SET EXERCISE. Locate each line below that includes "ärgerte" and reproduce it.

DATA FOR PROCESSING.
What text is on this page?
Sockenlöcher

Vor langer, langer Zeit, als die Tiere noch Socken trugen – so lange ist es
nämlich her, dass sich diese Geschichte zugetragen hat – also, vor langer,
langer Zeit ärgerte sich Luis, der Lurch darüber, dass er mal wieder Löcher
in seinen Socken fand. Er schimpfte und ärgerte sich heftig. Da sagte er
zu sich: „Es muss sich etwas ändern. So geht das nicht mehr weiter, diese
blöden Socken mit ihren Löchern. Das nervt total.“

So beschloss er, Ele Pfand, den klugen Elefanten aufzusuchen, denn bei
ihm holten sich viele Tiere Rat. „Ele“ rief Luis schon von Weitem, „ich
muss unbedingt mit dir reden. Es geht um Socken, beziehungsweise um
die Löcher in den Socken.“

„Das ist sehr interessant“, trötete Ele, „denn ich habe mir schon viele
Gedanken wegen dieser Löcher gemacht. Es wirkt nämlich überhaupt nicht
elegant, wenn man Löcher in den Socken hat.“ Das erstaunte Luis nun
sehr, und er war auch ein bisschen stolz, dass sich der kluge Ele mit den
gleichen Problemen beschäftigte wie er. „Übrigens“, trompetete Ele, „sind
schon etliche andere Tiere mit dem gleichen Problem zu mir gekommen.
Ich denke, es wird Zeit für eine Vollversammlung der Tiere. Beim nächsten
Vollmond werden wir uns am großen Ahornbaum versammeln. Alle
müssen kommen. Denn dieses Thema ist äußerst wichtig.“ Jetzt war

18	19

REPLY.
langer Zeit ärgerte sich Luis, der Lurch darüber, dass er mal wieder Löcher
in seinen Socken fand. Er schimpfte und ärgerte sich heftig. Da sagte er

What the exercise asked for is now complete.